Records

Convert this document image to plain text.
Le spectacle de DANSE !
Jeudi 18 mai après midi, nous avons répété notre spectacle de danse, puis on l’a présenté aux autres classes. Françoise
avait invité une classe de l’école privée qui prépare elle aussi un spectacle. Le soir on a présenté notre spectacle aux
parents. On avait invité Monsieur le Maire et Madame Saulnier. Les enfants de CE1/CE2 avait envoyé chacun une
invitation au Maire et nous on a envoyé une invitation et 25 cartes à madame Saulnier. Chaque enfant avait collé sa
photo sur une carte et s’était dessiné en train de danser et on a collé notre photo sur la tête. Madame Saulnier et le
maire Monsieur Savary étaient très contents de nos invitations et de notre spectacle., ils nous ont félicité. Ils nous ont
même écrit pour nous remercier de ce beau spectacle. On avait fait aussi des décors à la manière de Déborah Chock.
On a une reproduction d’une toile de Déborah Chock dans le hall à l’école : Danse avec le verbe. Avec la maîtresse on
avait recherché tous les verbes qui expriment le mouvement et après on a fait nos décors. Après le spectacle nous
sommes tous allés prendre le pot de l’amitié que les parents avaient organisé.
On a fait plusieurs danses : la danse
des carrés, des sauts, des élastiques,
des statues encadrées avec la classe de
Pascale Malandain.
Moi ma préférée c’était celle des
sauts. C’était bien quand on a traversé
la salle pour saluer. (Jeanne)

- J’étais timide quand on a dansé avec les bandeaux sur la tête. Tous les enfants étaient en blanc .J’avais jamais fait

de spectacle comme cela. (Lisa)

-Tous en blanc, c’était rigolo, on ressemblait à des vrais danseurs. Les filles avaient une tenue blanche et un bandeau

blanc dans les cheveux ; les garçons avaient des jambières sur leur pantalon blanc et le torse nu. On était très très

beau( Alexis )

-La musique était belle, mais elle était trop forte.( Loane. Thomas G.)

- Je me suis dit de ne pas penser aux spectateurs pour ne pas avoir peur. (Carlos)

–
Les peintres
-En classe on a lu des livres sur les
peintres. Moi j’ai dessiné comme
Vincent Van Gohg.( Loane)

● **TO BE DONE**:
From the data above, pick out each line containing "quand" and copy it.

● **TASK RESPONSE**:
sauts. C’était bien quand on a traversé
- J’étais timide quand on a dansé avec les bandeaux sur la tête. Tous les enfants étaient en blanc .J’avais jamais fait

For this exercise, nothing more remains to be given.